▶ Your objective:
Work through the records below and tally every line containing "ylabel". Reply with the total alone.

━━━━━ Exercise inputs ━━━━━

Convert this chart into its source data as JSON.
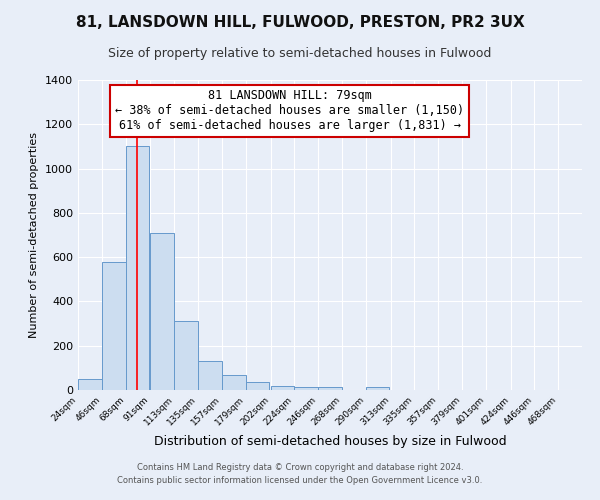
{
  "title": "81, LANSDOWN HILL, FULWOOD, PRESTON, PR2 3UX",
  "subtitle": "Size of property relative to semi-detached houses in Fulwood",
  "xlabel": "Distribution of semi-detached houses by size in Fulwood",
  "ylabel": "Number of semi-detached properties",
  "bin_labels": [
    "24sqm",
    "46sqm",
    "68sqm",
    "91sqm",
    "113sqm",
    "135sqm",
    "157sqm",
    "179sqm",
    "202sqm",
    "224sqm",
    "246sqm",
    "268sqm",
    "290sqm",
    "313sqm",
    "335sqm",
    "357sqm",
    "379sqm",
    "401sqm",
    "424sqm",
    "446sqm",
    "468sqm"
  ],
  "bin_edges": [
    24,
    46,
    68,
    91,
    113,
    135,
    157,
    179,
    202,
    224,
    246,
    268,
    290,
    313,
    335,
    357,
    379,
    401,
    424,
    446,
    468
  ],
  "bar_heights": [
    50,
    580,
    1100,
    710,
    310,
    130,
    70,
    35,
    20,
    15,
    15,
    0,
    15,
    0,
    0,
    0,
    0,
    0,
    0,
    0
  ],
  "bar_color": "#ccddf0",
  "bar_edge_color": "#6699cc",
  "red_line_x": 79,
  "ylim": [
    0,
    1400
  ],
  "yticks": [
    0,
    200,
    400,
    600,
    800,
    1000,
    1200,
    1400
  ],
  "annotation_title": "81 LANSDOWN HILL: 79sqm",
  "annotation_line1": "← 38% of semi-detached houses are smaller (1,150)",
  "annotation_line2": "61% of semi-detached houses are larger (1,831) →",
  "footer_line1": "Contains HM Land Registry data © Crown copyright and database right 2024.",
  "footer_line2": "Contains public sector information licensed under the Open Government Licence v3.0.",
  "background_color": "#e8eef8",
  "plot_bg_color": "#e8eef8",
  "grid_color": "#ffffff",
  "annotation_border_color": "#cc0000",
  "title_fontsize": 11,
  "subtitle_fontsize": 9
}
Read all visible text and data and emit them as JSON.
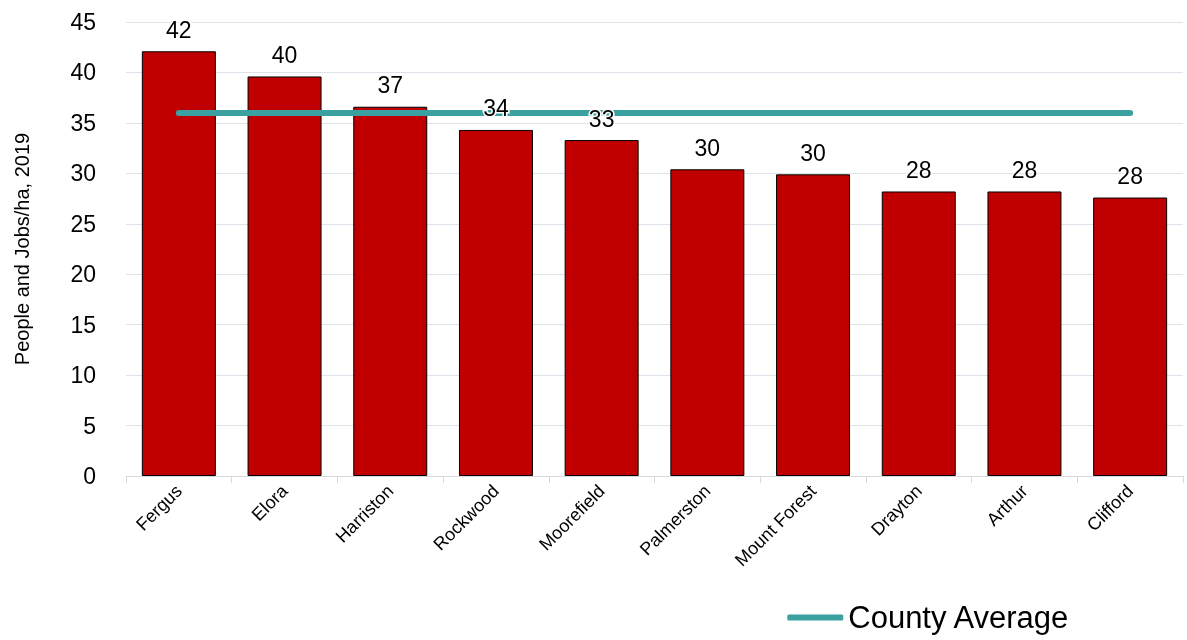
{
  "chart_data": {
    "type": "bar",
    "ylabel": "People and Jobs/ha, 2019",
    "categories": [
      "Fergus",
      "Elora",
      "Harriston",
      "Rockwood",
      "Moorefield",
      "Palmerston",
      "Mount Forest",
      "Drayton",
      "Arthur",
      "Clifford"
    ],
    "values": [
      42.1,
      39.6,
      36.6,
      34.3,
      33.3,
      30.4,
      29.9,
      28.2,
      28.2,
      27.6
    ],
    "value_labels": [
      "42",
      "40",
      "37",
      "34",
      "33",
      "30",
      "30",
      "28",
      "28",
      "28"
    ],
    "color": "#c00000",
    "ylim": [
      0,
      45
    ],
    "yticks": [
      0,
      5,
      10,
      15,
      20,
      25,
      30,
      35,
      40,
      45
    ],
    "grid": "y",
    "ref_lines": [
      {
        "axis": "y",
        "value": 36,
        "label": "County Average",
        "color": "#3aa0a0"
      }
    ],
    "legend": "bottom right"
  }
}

━━━━━
━━━━━ Exercise inputs ━━━━━

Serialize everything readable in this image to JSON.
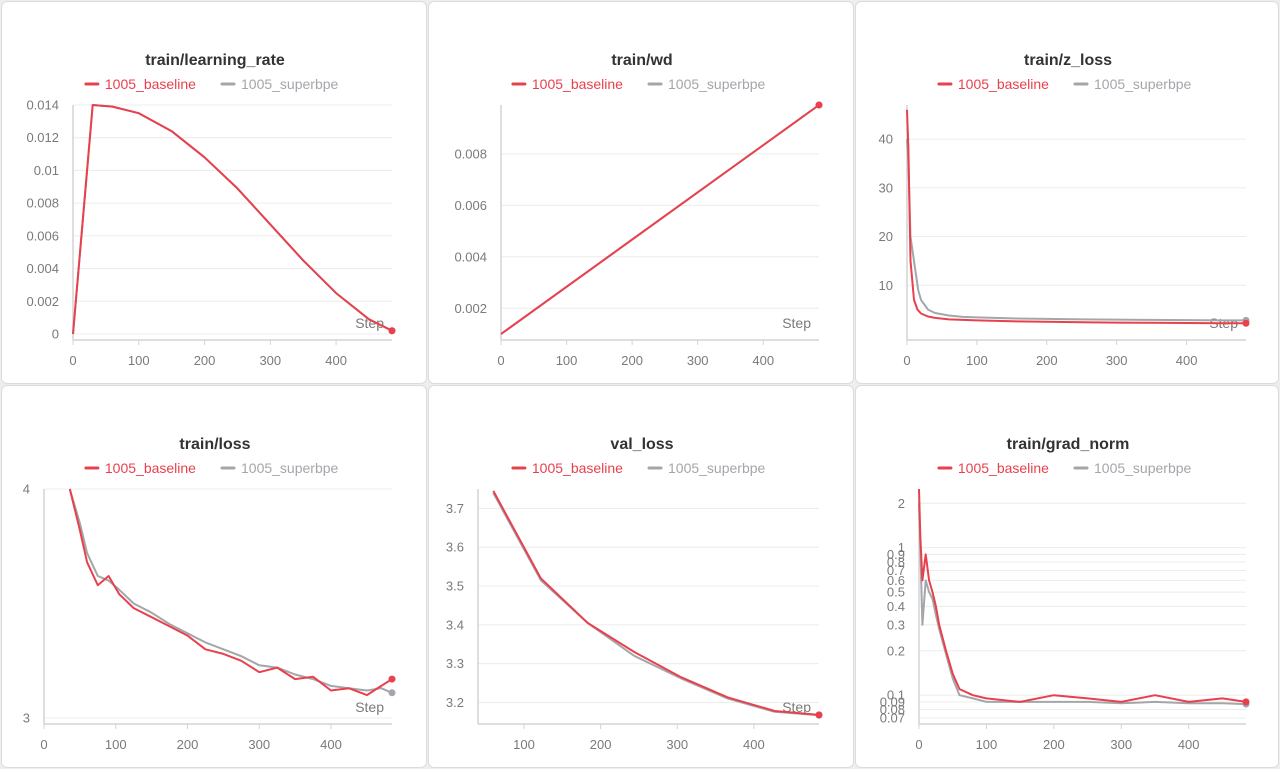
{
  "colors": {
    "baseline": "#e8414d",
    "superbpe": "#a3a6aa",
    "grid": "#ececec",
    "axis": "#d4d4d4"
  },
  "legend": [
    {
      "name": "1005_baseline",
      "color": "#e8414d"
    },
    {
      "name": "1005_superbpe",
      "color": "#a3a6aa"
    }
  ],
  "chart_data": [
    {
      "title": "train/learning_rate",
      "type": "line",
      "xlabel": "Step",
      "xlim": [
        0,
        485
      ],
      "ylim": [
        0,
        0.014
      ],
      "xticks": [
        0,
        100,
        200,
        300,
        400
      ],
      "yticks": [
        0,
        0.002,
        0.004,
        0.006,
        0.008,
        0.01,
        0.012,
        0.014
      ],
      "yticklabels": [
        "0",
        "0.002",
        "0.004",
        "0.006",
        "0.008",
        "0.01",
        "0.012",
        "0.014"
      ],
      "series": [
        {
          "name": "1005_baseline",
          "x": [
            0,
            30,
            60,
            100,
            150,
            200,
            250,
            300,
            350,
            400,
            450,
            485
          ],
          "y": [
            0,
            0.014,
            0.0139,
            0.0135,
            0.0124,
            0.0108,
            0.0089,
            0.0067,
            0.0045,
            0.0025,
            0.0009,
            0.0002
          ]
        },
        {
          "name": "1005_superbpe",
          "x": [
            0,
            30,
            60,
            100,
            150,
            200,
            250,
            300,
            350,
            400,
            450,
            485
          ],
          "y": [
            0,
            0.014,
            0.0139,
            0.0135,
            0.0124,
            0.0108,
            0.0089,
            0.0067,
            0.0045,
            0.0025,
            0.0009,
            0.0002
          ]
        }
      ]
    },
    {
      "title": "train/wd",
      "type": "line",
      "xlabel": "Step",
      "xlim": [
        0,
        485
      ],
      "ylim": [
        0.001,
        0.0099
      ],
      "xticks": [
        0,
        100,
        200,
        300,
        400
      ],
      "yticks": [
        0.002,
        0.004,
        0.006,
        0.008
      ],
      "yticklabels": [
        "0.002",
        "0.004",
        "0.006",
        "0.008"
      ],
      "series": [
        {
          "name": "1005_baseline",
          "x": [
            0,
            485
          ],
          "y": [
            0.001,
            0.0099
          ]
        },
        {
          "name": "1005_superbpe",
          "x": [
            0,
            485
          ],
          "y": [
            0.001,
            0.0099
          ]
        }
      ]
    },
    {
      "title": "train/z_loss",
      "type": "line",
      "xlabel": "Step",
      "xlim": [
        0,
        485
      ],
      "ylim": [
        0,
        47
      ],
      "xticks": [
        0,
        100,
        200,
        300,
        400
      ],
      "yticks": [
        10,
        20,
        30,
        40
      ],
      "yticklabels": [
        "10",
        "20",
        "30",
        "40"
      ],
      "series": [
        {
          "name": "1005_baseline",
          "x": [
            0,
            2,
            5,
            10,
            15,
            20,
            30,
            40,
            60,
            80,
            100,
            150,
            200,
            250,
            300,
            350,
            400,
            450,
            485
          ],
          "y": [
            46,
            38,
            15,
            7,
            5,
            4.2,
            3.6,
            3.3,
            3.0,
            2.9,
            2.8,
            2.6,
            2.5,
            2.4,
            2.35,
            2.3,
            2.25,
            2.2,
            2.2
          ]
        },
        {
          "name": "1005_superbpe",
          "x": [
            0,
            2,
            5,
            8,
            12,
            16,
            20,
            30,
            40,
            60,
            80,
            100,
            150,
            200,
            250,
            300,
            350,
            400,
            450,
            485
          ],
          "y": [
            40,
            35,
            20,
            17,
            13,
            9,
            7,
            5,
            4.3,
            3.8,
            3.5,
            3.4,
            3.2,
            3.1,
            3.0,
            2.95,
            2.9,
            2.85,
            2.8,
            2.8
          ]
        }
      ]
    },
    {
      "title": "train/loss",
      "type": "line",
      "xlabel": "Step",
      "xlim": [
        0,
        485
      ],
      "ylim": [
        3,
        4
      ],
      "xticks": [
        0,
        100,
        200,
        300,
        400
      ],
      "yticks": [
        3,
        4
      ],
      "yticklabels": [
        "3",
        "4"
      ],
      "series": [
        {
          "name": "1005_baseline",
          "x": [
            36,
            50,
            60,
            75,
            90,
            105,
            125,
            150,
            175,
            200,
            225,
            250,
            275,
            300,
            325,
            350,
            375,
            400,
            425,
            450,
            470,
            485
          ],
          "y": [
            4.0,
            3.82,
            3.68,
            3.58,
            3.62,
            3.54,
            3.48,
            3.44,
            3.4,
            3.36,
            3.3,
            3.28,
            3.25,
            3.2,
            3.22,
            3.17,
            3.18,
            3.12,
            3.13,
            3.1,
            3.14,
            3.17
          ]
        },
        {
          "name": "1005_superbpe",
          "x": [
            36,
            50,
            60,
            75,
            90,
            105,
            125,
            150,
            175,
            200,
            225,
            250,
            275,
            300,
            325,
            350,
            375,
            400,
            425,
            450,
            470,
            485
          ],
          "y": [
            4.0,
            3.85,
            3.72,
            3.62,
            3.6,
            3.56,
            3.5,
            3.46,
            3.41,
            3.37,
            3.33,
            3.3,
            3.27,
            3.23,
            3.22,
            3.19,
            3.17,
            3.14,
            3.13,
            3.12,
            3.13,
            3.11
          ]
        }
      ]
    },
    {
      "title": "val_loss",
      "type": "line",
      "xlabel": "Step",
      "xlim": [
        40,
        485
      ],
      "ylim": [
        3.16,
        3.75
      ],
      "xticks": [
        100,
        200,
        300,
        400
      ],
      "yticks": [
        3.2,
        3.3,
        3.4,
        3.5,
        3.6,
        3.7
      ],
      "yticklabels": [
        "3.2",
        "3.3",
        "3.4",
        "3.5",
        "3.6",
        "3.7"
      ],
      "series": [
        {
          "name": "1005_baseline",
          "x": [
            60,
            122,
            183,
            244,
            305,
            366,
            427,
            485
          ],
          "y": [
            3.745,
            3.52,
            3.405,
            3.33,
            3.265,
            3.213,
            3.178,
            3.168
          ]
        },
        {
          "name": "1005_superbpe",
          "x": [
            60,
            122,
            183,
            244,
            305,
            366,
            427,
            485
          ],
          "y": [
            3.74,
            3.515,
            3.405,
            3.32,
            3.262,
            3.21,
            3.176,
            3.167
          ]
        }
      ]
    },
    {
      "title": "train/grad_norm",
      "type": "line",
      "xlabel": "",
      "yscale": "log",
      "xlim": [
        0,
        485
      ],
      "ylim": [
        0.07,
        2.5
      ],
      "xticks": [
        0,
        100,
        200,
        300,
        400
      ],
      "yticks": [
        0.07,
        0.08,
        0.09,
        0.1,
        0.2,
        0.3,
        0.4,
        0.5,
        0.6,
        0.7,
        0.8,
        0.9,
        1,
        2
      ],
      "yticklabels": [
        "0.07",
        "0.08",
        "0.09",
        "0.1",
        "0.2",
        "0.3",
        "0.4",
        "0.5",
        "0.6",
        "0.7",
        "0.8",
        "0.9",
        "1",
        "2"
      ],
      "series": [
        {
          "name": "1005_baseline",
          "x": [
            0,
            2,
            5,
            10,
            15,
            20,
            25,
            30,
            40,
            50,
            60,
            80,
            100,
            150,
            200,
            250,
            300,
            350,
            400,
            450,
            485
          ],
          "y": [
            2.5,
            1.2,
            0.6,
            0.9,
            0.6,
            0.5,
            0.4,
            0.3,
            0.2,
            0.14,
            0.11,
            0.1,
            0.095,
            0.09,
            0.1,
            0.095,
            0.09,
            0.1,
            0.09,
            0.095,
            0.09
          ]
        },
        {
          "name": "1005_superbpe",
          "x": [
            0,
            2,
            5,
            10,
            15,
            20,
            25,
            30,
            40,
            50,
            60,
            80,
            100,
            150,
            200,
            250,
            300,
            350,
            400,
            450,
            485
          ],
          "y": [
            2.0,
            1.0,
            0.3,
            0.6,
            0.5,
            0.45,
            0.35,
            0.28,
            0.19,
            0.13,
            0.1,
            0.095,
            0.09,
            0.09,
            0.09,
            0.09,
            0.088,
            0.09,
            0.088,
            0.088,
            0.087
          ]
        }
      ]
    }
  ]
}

━━━━━

▶ Correct response:
2